• [Data entries]
++++++++++++++++++++
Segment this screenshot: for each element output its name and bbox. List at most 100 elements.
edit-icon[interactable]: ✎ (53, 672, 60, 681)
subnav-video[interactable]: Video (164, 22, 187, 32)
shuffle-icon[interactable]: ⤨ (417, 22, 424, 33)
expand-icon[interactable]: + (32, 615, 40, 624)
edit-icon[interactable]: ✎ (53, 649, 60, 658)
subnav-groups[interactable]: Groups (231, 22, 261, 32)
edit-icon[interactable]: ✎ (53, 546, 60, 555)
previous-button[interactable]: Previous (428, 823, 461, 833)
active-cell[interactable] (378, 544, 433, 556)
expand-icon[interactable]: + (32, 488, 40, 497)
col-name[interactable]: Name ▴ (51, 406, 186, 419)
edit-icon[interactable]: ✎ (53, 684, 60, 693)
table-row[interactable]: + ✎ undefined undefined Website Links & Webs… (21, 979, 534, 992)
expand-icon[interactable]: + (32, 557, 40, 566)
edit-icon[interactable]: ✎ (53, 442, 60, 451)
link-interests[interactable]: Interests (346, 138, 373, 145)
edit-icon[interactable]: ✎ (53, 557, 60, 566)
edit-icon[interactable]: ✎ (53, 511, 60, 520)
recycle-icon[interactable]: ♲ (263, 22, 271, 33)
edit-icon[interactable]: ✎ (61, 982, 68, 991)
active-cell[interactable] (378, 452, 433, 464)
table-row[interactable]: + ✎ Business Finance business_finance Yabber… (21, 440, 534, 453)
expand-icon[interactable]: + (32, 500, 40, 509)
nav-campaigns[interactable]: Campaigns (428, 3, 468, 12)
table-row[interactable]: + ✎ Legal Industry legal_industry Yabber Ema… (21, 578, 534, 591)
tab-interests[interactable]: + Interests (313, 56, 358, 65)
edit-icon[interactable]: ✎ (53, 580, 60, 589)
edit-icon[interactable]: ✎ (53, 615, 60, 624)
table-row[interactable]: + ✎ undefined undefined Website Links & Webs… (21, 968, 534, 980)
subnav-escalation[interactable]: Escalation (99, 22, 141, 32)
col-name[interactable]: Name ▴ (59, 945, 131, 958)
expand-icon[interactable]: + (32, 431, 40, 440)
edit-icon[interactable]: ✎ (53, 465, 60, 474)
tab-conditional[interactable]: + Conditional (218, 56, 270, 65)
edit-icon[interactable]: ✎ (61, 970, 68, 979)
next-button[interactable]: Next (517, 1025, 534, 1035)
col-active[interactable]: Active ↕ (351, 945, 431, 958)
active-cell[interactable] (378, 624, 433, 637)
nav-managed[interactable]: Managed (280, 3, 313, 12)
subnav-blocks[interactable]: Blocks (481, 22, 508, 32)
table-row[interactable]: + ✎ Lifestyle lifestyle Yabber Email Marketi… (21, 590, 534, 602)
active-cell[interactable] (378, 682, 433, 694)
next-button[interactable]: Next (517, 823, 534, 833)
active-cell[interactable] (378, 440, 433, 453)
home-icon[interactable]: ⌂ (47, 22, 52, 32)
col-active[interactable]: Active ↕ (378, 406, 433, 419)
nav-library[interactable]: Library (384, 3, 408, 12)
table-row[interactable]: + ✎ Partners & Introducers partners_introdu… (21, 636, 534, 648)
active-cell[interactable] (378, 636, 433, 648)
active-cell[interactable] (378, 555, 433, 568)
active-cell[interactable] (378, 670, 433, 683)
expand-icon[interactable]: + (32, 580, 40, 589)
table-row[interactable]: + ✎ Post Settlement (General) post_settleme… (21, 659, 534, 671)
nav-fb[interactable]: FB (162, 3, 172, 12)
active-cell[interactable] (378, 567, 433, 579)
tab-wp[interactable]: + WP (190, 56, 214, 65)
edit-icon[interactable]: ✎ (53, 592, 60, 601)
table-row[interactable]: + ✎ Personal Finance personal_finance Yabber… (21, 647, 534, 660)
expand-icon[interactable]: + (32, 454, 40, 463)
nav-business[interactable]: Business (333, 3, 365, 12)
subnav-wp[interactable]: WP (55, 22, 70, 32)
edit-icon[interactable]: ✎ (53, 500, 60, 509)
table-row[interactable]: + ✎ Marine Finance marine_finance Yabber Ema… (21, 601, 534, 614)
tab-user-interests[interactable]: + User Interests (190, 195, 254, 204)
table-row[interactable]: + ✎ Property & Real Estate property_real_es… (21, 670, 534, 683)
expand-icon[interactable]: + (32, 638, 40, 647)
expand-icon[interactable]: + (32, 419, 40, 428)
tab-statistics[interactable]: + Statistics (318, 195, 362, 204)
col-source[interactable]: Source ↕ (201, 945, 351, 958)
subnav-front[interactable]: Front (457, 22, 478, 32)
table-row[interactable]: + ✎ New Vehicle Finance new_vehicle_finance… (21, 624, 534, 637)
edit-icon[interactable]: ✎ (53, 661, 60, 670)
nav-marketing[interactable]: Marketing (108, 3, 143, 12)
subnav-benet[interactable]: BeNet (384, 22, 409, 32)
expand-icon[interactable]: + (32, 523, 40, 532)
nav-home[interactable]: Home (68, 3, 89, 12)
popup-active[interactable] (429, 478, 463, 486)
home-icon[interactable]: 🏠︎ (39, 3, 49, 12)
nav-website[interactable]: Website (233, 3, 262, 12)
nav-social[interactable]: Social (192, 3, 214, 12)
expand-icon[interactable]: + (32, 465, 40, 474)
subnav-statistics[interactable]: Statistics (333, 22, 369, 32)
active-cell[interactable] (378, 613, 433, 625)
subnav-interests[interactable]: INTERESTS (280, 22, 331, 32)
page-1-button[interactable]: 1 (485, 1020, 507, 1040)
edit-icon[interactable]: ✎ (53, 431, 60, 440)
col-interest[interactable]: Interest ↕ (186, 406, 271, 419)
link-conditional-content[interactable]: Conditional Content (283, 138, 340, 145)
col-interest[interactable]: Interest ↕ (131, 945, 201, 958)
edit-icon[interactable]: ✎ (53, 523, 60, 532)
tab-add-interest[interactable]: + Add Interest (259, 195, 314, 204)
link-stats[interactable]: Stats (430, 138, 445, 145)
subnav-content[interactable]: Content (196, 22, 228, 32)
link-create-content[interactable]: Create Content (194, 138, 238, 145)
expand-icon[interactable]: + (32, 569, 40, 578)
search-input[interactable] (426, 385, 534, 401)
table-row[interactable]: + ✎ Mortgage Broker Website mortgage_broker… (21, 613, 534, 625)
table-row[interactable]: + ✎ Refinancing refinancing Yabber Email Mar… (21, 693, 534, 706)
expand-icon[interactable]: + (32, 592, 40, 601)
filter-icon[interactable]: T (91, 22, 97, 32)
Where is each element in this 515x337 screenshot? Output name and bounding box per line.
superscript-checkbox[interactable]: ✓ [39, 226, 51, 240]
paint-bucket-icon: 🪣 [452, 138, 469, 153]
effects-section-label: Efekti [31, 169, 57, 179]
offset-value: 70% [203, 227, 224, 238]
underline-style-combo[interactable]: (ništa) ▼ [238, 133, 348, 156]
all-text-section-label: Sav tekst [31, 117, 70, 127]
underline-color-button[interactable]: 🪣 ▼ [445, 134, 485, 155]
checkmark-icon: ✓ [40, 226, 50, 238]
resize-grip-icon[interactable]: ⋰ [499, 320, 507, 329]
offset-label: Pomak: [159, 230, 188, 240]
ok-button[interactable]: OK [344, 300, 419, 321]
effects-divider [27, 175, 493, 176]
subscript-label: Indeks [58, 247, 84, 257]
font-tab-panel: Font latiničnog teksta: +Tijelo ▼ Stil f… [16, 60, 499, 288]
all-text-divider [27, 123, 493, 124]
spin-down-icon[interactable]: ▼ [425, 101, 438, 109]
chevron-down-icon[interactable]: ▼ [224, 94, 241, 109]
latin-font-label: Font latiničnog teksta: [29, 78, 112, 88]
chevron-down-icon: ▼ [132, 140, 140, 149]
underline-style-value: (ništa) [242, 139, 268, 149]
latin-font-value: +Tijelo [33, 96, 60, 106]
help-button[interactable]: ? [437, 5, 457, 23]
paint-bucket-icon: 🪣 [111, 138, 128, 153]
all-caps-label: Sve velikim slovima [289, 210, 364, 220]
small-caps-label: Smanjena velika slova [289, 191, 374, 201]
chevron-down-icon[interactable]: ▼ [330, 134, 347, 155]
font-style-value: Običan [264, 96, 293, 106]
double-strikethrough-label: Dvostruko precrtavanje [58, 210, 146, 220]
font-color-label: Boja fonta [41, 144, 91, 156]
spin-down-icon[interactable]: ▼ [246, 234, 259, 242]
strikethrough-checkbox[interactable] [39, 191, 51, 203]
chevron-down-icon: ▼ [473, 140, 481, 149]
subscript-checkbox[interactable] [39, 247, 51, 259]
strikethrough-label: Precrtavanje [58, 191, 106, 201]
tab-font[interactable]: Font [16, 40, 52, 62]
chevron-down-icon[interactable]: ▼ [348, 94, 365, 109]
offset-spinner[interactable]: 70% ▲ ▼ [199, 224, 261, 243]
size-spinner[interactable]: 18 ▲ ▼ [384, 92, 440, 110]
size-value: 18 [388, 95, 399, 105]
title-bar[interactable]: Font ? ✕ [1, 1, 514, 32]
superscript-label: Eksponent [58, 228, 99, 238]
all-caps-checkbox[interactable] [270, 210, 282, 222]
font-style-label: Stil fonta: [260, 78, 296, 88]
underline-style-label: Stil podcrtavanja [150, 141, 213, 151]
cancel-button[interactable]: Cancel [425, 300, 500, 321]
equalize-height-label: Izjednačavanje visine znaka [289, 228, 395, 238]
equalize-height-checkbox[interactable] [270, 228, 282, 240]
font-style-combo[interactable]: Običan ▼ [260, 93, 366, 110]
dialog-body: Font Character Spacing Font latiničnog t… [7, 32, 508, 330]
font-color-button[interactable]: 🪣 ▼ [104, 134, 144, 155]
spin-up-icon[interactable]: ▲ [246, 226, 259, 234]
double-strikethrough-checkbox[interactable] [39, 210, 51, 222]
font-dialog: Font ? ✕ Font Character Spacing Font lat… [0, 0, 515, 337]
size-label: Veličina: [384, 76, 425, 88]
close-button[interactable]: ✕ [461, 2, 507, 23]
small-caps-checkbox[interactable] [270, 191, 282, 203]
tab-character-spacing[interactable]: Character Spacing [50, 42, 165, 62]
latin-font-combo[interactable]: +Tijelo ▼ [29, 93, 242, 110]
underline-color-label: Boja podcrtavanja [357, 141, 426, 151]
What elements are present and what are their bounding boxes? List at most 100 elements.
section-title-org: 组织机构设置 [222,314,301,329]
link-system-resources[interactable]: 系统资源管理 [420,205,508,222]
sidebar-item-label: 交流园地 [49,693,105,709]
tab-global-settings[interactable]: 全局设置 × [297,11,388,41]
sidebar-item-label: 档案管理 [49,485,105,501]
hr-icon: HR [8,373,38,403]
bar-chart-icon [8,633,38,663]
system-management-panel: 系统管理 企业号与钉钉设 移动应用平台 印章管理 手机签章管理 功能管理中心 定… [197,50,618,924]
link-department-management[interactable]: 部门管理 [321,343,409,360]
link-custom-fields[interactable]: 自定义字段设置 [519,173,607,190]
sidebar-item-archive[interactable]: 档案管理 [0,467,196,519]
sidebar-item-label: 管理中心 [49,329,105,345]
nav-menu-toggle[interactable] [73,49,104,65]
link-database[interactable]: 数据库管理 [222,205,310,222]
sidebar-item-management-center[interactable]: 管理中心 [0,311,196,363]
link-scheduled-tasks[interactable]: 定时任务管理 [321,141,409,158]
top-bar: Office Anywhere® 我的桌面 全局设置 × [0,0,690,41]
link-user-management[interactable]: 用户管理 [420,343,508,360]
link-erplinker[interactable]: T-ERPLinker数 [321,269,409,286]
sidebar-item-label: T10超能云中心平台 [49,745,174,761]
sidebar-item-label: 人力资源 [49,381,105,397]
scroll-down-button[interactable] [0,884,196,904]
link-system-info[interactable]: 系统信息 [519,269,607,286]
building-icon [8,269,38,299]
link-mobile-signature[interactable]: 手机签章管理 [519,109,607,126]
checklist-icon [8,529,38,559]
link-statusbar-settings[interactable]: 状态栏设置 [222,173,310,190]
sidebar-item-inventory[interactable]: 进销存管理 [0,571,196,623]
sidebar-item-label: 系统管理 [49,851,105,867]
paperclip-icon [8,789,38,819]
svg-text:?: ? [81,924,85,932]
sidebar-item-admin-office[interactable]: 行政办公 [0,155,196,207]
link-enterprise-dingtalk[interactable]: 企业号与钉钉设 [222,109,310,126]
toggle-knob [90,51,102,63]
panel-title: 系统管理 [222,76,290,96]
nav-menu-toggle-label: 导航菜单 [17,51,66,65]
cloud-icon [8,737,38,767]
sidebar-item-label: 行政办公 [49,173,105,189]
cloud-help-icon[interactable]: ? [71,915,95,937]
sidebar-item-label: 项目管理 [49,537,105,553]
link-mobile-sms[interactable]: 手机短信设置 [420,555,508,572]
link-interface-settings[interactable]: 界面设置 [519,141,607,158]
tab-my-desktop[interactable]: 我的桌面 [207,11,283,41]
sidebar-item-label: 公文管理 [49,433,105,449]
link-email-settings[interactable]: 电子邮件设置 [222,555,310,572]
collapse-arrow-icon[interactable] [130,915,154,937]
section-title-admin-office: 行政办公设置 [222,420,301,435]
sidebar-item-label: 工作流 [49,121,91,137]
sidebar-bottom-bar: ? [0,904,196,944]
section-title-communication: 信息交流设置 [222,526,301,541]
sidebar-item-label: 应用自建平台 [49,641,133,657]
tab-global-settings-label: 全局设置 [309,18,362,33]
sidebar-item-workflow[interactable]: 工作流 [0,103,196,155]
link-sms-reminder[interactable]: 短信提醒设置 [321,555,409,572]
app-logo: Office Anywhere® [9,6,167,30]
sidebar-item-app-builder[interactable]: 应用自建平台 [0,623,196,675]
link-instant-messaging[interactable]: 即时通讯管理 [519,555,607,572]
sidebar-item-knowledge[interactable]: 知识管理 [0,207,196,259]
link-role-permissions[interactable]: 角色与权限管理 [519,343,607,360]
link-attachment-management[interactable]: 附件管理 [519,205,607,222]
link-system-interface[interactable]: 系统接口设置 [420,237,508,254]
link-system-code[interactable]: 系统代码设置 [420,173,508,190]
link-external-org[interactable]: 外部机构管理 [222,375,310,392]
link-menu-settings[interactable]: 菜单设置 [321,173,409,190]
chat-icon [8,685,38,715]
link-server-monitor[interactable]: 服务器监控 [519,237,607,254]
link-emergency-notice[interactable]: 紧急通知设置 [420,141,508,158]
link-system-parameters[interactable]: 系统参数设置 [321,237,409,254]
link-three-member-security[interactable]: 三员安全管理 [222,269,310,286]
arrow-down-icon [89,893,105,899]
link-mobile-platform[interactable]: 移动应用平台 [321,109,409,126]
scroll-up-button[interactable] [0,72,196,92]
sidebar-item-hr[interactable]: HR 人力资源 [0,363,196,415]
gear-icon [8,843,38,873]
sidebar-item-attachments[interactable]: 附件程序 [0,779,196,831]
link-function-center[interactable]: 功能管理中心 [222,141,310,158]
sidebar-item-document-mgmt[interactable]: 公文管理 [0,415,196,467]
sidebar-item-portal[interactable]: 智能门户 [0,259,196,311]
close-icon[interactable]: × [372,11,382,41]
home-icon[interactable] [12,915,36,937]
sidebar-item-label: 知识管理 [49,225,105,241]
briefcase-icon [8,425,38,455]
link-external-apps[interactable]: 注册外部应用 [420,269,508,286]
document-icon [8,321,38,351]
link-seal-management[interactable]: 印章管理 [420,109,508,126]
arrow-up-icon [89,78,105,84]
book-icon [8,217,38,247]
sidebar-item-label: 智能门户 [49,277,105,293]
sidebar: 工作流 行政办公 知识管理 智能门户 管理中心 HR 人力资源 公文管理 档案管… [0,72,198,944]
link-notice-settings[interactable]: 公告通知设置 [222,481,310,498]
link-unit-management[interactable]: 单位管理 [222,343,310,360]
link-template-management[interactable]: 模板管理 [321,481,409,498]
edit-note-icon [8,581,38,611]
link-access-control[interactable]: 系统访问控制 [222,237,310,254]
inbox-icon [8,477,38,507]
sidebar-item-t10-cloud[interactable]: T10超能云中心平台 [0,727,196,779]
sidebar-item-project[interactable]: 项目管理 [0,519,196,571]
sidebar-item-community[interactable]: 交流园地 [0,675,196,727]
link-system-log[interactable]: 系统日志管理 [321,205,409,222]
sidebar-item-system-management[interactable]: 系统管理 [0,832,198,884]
++++++++++++++++++++
• [Problem description]
Could you recast the part of the records above that runs from their first line through the line containing "subnav-groups[interactable]: Groups (231, 22, 261, 32)" as a JSON list of strings, one string per line, with blank lines left out?

• [Completed exercise]
[
  "Segment this screenshot: for each element output its name and bbox. List at most 100 elements.",
  "edit-icon[interactable]: ✎ (53, 672, 60, 681)",
  "subnav-video[interactable]: Video (164, 22, 187, 32)",
  "shuffle-icon[interactable]: ⤨ (417, 22, 424, 33)",
  "expand-icon[interactable]: + (32, 615, 40, 624)",
  "edit-icon[interactable]: ✎ (53, 649, 60, 658)",
  "subnav-groups[interactable]: Groups (231, 22, 261, 32)"
]